Leave out the pictures, then reproduce the rest of the material exactly.
►
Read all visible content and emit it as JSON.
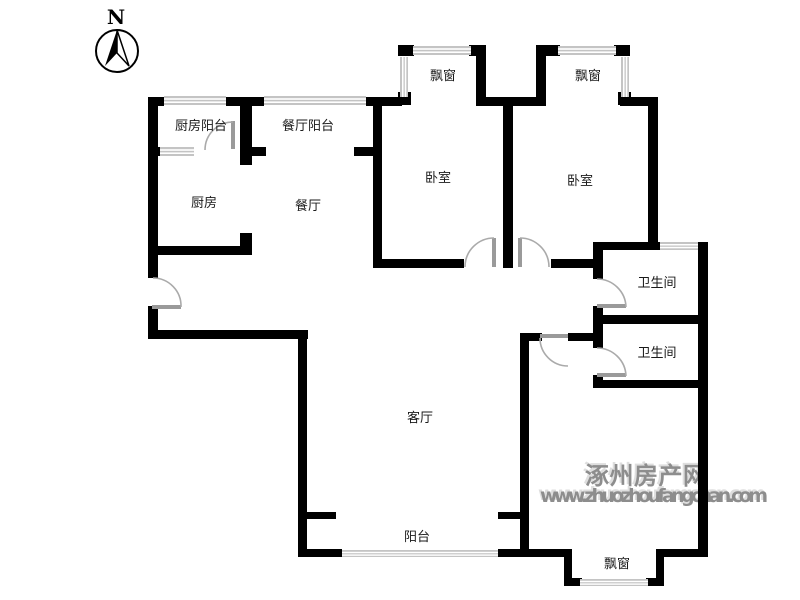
{
  "compass": {
    "north_label": "N"
  },
  "rooms": {
    "kitchen_balcony": "厨房阳台",
    "dining_balcony": "餐厅阳台",
    "bay_window_1": "飘窗",
    "bay_window_2": "飘窗",
    "bedroom_1": "卧室",
    "bedroom_2": "卧室",
    "kitchen": "厨房",
    "dining_room": "餐厅",
    "bathroom_1": "卫生间",
    "bathroom_2": "卫生间",
    "living_room": "客厅",
    "balcony": "阳台",
    "bay_window_bottom": "飘窗"
  },
  "watermark": {
    "site_name": "涿州房产网",
    "site_url": "www.zhuozhoufangchan.com"
  },
  "colors": {
    "wall": "#000000",
    "window_band": "#c4c4c4",
    "door_arc": "#aaaaaa",
    "room_label": "#1a1a1a",
    "watermark": "#8d8d8d",
    "background": "#ffffff"
  }
}
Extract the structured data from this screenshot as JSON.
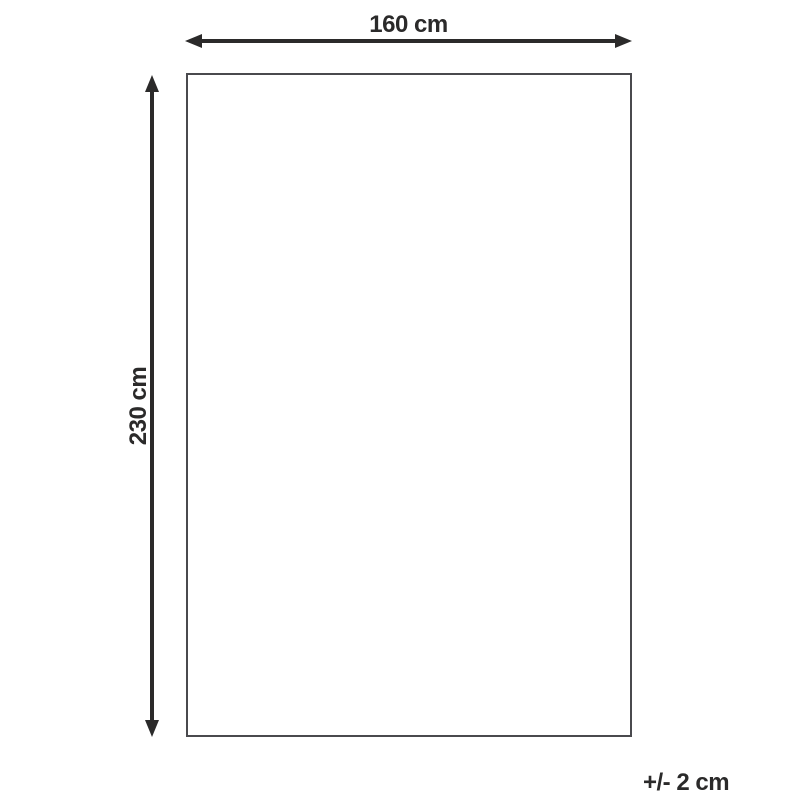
{
  "diagram": {
    "type": "product-dimension-diagram",
    "shape": "rectangle",
    "width_label": "160 cm",
    "height_label": "230 cm",
    "tolerance_label": "+/- 2 cm",
    "dimensions": {
      "width_cm": 160,
      "height_cm": 230,
      "tolerance_cm": 2
    }
  },
  "colors": {
    "arrow": "#2b2a2a",
    "label_text": "#2b2a2a",
    "outline": "#4a4a4e",
    "background": "#ffffff"
  }
}
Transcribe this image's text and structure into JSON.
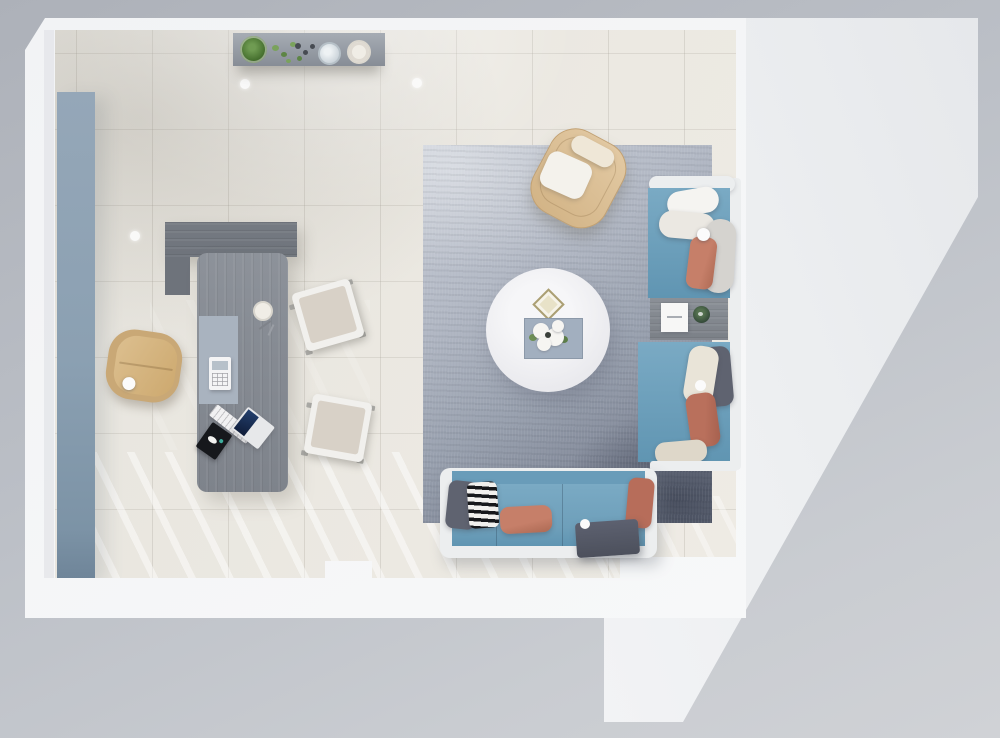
{
  "scene_type": "top-down 3d interior render, office lounge floor plan, no visible text",
  "zones": {
    "office": [
      "storage-panel",
      "console-shelf",
      "credenza",
      "executive-desk",
      "office-chair",
      "guest-chair-1",
      "guest-chair-2"
    ],
    "lounge": [
      "area-rug",
      "round-coffee-table",
      "accent-armchair",
      "sofa-right-upper",
      "corner-side-table",
      "sofa-right-lower",
      "sofa-bottom",
      "ottoman"
    ],
    "architecture": [
      "outer-background",
      "wall-frame",
      "room-floor",
      "terrace-floor",
      "ceiling-lights",
      "floor-light-stripes"
    ]
  },
  "objects": [
    {
      "id": "terrace-floor",
      "desc": "adjacent light area with long diagonal edge",
      "color_ref": "terrace_a"
    },
    {
      "id": "wall-frame",
      "desc": "white wall band around room with bottom notch",
      "color_ref": "wall"
    },
    {
      "id": "room-floor",
      "desc": "cream tiled floor with window light stripes",
      "color_ref": "floor_a"
    },
    {
      "id": "storage-panel",
      "desc": "slate blue wall cabinet, left wall",
      "color_ref": "panel_a"
    },
    {
      "id": "console-shelf",
      "desc": "gray shelf with potted plant, sprigs, berries, glass vase, cream dish",
      "color_ref": "shelf_wood"
    },
    {
      "id": "credenza",
      "desc": "dark gray wood return unit",
      "color_ref": "wood_dark"
    },
    {
      "id": "executive-desk",
      "desc": "gray wood desk with blue pad, phone, cup, pens, keyboard, laptop, black notebook",
      "color_ref": "wood_desk"
    },
    {
      "id": "office-chair",
      "desc": "tan swivel chair with white knob",
      "color_ref": "ochair_a"
    },
    {
      "id": "guest-chair-1",
      "desc": "white frame chair with greige cushion, tilted",
      "color_ref": "gchair_pad"
    },
    {
      "id": "guest-chair-2",
      "desc": "white frame chair with greige cushion, tilted",
      "color_ref": "gchair_pad"
    },
    {
      "id": "area-rug",
      "desc": "gradient gray-blue rug, dark lower-right corner",
      "color_ref": "rug_b"
    },
    {
      "id": "round-coffee-table",
      "desc": "white round table with diamond ornament and flower tray",
      "color_ref": "table_top"
    },
    {
      "id": "accent-armchair",
      "desc": "tan rounded armchair with cream headrest and white seat pillow",
      "color_ref": "armchair_a"
    },
    {
      "id": "sofa-right-upper",
      "desc": "blue seat, two white pillows, gray bolster, coral pillow, white ball",
      "color_ref": "sofa_blue_a"
    },
    {
      "id": "corner-side-table",
      "desc": "gray table with white card and green planter",
      "color_ref": "side_table_a"
    },
    {
      "id": "sofa-right-lower",
      "desc": "blue seat, gray/cream/coral/beige pillows, white ledge",
      "color_ref": "sofa_blue_a"
    },
    {
      "id": "sofa-bottom",
      "desc": "white frame sofa, blue cushions, gray + black-white striped + coral + rust pillows",
      "color_ref": "sofa_blue_a"
    },
    {
      "id": "ottoman",
      "desc": "dark gray cushion block with white ball",
      "color_ref": "ottoman"
    },
    {
      "id": "ceiling-lights",
      "desc": "three recessed white light dots on floor plan",
      "color_ref": "ball_white"
    }
  ],
  "palette": {
    "bg_top": "#adb1b9",
    "bg_mid": "#bbbfc6",
    "bg_bottom": "#c9ccd1",
    "terrace_a": "#e6e8eb",
    "terrace_b": "#edeff1",
    "wall": "#f2f3f5",
    "wall_line": "#e0e2e6",
    "floor_a": "#e6e4de",
    "floor_b": "#f0ede6",
    "panel_a": "#95a7b8",
    "panel_b": "#7c93a6",
    "shelf_wood": "#a6acb4",
    "wood_dark": "#6e737b",
    "wood_desk": "#868b93",
    "desk_pad": "#a9b3bf",
    "sofa_frame": "#eceeef",
    "sofa_blue_a": "#7aaac4",
    "sofa_blue_b": "#6095b2",
    "sofa_back": "#699cb9",
    "pillow_white": "#f5f4f1",
    "pillow_white2": "#ebe8e2",
    "pillow_cream": "#e9e4d8",
    "pillow_beige": "#ded7c9",
    "pillow_coral": "#c67f69",
    "pillow_coral2": "#b9705c",
    "pillow_rust": "#b76d5a",
    "pillow_gray": "#5f6370",
    "bolster_gray": "#d5d3cf",
    "ottoman": "#4c505c",
    "stripe_dark": "#17181b",
    "stripe_light": "#f1f0ed",
    "rug_a": "#c9ced7",
    "rug_b": "#98a0ae",
    "rug_c": "#6a7181",
    "table_top": "#f6f6f8",
    "tray": "#a2afbf",
    "flower_white": "#f6f5f2",
    "leaf_green": "#7aa25c",
    "plant_green_a": "#6f9b52",
    "plant_green_b": "#46702f",
    "berry_dark": "#474b52",
    "glass_blue": "#c7d0d7",
    "dish_cream": "#f0ede6",
    "armchair_a": "#e3caa4",
    "armchair_b": "#d2b385",
    "armchair_edge": "#c2a172",
    "headrest_cream": "#efe7d7",
    "seatpad_white": "#f4f2ec",
    "ochair_rim": "#c9a876",
    "ochair_a": "#dcbf8f",
    "ochair_b": "#cda96f",
    "gchair_frame": "#f1f0ed",
    "gchair_pad": "#d8d1c7",
    "side_table_a": "#8b9097",
    "side_table_b": "#7b8087",
    "card_white": "#f7f7f6",
    "planter_green": "#2f4336",
    "navy_a": "#24406e",
    "navy_b": "#0f1c38",
    "notebook_black": "#16181c",
    "metal_gray": "#9b9b99",
    "ball_white": "#fbfbfb"
  }
}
◄
* COMPLETE ANSWER
Read all visible content and emit it as JSON.
{
  "compass": {
    "north_label": "N"
  },
  "rooms": {
    "kitchen_balcony": "厨房阳台",
    "dining_balcony": "餐厅阳台",
    "bay_window_1": "飘窗",
    "bay_window_2": "飘窗",
    "bedroom_1": "卧室",
    "bedroom_2": "卧室",
    "kitchen": "厨房",
    "dining_room": "餐厅",
    "bathroom_1": "卫生间",
    "bathroom_2": "卫生间",
    "living_room": "客厅",
    "balcony": "阳台",
    "bay_window_bottom": "飘窗"
  },
  "watermark": {
    "site_name": "涿州房产网",
    "site_url": "www.zhuozhoufangchan.com"
  },
  "colors": {
    "wall": "#000000",
    "window_band": "#c4c4c4",
    "door_arc": "#aaaaaa",
    "room_label": "#1a1a1a",
    "watermark": "#8d8d8d",
    "background": "#ffffff"
  }
}
Extract the structured data from this screenshot as JSON.
{
  "diagram": {
    "type": "product-dimension-diagram",
    "shape": "rectangle",
    "width_label": "160 cm",
    "height_label": "230 cm",
    "tolerance_label": "+/- 2 cm",
    "dimensions": {
      "width_cm": 160,
      "height_cm": 230,
      "tolerance_cm": 2
    }
  },
  "colors": {
    "arrow": "#2b2a2a",
    "label_text": "#2b2a2a",
    "outline": "#4a4a4e",
    "background": "#ffffff"
  }
}
Transcribe this image's text and structure into JSON.
{
  "scene_type": "top-down 3d interior render, office lounge floor plan, no visible text",
  "zones": {
    "office": [
      "storage-panel",
      "console-shelf",
      "credenza",
      "executive-desk",
      "office-chair",
      "guest-chair-1",
      "guest-chair-2"
    ],
    "lounge": [
      "area-rug",
      "round-coffee-table",
      "accent-armchair",
      "sofa-right-upper",
      "corner-side-table",
      "sofa-right-lower",
      "sofa-bottom",
      "ottoman"
    ],
    "architecture": [
      "outer-background",
      "wall-frame",
      "room-floor",
      "terrace-floor",
      "ceiling-lights",
      "floor-light-stripes"
    ]
  },
  "objects": [
    {
      "id": "terrace-floor",
      "desc": "adjacent light area with long diagonal edge",
      "color_ref": "terrace_a"
    },
    {
      "id": "wall-frame",
      "desc": "white wall band around room with bottom notch",
      "color_ref": "wall"
    },
    {
      "id": "room-floor",
      "desc": "cream tiled floor with window light stripes",
      "color_ref": "floor_a"
    },
    {
      "id": "storage-panel",
      "desc": "slate blue wall cabinet, left wall",
      "color_ref": "panel_a"
    },
    {
      "id": "console-shelf",
      "desc": "gray shelf with potted plant, sprigs, berries, glass vase, cream dish",
      "color_ref": "shelf_wood"
    },
    {
      "id": "credenza",
      "desc": "dark gray wood return unit",
      "color_ref": "wood_dark"
    },
    {
      "id": "executive-desk",
      "desc": "gray wood desk with blue pad, phone, cup, pens, keyboard, laptop, black notebook",
      "color_ref": "wood_desk"
    },
    {
      "id": "office-chair",
      "desc": "tan swivel chair with white knob",
      "color_ref": "ochair_a"
    },
    {
      "id": "guest-chair-1",
      "desc": "white frame chair with greige cushion, tilted",
      "color_ref": "gchair_pad"
    },
    {
      "id": "guest-chair-2",
      "desc": "white frame chair with greige cushion, tilted",
      "color_ref": "gchair_pad"
    },
    {
      "id": "area-rug",
      "desc": "gradient gray-blue rug, dark lower-right corner",
      "color_ref": "rug_b"
    },
    {
      "id": "round-coffee-table",
      "desc": "white round table with diamond ornament and flower tray",
      "color_ref": "table_top"
    },
    {
      "id": "accent-armchair",
      "desc": "tan rounded armchair with cream headrest and white seat pillow",
      "color_ref": "armchair_a"
    },
    {
      "id": "sofa-right-upper",
      "desc": "blue seat, two white pillows, gray bolster, coral pillow, white ball",
      "color_ref": "sofa_blue_a"
    },
    {
      "id": "corner-side-table",
      "desc": "gray table with white card and green planter",
      "color_ref": "side_table_a"
    },
    {
      "id": "sofa-right-lower",
      "desc": "blue seat, gray/cream/coral/beige pillows, white ledge",
      "color_ref": "sofa_blue_a"
    },
    {
      "id": "sofa-bottom",
      "desc": "white frame sofa, blue cushions, gray + black-white striped + coral + rust pillows",
      "color_ref": "sofa_blue_a"
    },
    {
      "id": "ottoman",
      "desc": "dark gray cushion block with white ball",
      "color_ref": "ottoman"
    },
    {
      "id": "ceiling-lights",
      "desc": "three recessed white light dots on floor plan",
      "color_ref": "ball_white"
    }
  ],
  "palette": {
    "bg_top": "#adb1b9",
    "bg_mid": "#bbbfc6",
    "bg_bottom": "#c9ccd1",
    "terrace_a": "#e6e8eb",
    "terrace_b": "#edeff1",
    "wall": "#f2f3f5",
    "wall_line": "#e0e2e6",
    "floor_a": "#e6e4de",
    "floor_b": "#f0ede6",
    "panel_a": "#95a7b8",
    "panel_b": "#7c93a6",
    "shelf_wood": "#a6acb4",
    "wood_dark": "#6e737b",
    "wood_desk": "#868b93",
    "desk_pad": "#a9b3bf",
    "sofa_frame": "#eceeef",
    "sofa_blue_a": "#7aaac4",
    "sofa_blue_b": "#6095b2",
    "sofa_back": "#699cb9",
    "pillow_white": "#f5f4f1",
    "pillow_white2": "#ebe8e2",
    "pillow_cream": "#e9e4d8",
    "pillow_beige": "#ded7c9",
    "pillow_coral": "#c67f69",
    "pillow_coral2": "#b9705c",
    "pillow_rust": "#b76d5a",
    "pillow_gray": "#5f6370",
    "bolster_gray": "#d5d3cf",
    "ottoman": "#4c505c",
    "stripe_dark": "#17181b",
    "stripe_light": "#f1f0ed",
    "rug_a": "#c9ced7",
    "rug_b": "#98a0ae",
    "rug_c": "#6a7181",
    "table_top": "#f6f6f8",
    "tray": "#a2afbf",
    "flower_white": "#f6f5f2",
    "leaf_green": "#7aa25c",
    "plant_green_a": "#6f9b52",
    "plant_green_b": "#46702f",
    "berry_dark": "#474b52",
    "glass_blue": "#c7d0d7",
    "dish_cream": "#f0ede6",
    "armchair_a": "#e3caa4",
    "armchair_b": "#d2b385",
    "armchair_edge": "#c2a172",
    "headrest_cream": "#efe7d7",
    "seatpad_white": "#f4f2ec",
    "ochair_rim": "#c9a876",
    "ochair_a": "#dcbf8f",
    "ochair_b": "#cda96f",
    "gchair_frame": "#f1f0ed",
    "gchair_pad": "#d8d1c7",
    "side_table_a": "#8b9097",
    "side_table_b": "#7b8087",
    "card_white": "#f7f7f6",
    "planter_green": "#2f4336",
    "navy_a": "#24406e",
    "navy_b": "#0f1c38",
    "notebook_black": "#16181c",
    "metal_gray": "#9b9b99",
    "ball_white": "#fbfbfb"
  }
}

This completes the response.